- _GIVEN PROBLEM_:
Print the records again, character for character.

- _EXTRACTED RECORDS_:
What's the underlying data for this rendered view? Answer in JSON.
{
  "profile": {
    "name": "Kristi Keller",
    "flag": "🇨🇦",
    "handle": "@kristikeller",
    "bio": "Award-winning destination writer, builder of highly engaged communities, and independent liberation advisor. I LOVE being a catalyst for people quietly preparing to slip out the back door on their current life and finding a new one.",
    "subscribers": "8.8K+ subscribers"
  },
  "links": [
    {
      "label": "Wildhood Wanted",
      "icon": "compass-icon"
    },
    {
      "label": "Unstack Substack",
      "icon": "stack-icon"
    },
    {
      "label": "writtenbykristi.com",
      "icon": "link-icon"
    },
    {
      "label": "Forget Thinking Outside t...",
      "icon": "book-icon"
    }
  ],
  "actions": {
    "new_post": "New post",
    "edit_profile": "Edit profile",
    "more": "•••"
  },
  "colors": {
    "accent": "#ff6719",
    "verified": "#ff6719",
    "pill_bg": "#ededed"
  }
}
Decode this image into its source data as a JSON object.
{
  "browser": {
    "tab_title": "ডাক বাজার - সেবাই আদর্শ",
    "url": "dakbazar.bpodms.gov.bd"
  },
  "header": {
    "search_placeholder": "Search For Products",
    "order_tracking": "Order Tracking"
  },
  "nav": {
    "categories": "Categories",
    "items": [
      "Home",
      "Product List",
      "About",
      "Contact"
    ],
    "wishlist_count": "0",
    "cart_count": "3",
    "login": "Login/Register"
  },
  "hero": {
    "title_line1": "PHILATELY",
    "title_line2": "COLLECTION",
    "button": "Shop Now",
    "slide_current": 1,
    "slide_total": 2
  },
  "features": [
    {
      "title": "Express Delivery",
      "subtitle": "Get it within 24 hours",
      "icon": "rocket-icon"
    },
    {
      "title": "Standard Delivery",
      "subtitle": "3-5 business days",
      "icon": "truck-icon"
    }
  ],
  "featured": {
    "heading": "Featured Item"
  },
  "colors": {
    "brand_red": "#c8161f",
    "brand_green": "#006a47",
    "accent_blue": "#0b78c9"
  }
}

- _REPLY_:
What's the underlying data for this rendered view? Answer in JSON.
{
  "profile": {
    "name": "Kristi Keller",
    "flag": "🇨🇦",
    "handle": "@kristikeller",
    "bio": "Award-winning destination writer, builder of highly engaged communities, and independent liberation advisor. I LOVE being a catalyst for people quietly preparing to slip out the back door on their current life and finding a new one.",
    "subscribers": "8.8K+ subscribers"
  },
  "links": [
    {
      "label": "Wildhood Wanted",
      "icon": "compass-icon"
    },
    {
      "label": "Unstack Substack",
      "icon": "stack-icon"
    },
    {
      "label": "writtenbykristi.com",
      "icon": "link-icon"
    },
    {
      "label": "Forget Thinking Outside t...",
      "icon": "book-icon"
    }
  ],
  "actions": {
    "new_post": "New post",
    "edit_profile": "Edit profile",
    "more": "•••"
  },
  "colors": {
    "accent": "#ff6719",
    "verified": "#ff6719",
    "pill_bg": "#ededed"
  }
}
Decode this image into its source data as a JSON object.
{
  "browser": {
    "tab_title": "ডাক বাজার - সেবাই আদর্শ",
    "url": "dakbazar.bpodms.gov.bd"
  },
  "header": {
    "search_placeholder": "Search For Products",
    "order_tracking": "Order Tracking"
  },
  "nav": {
    "categories": "Categories",
    "items": [
      "Home",
      "Product List",
      "About",
      "Contact"
    ],
    "wishlist_count": "0",
    "cart_count": "3",
    "login": "Login/Register"
  },
  "hero": {
    "title_line1": "PHILATELY",
    "title_line2": "COLLECTION",
    "button": "Shop Now",
    "slide_current": 1,
    "slide_total": 2
  },
  "features": [
    {
      "title": "Express Delivery",
      "subtitle": "Get it within 24 hours",
      "icon": "rocket-icon"
    },
    {
      "title": "Standard Delivery",
      "subtitle": "3-5 business days",
      "icon": "truck-icon"
    }
  ],
  "featured": {
    "heading": "Featured Item"
  },
  "colors": {
    "brand_red": "#c8161f",
    "brand_green": "#006a47",
    "accent_blue": "#0b78c9"
  }
}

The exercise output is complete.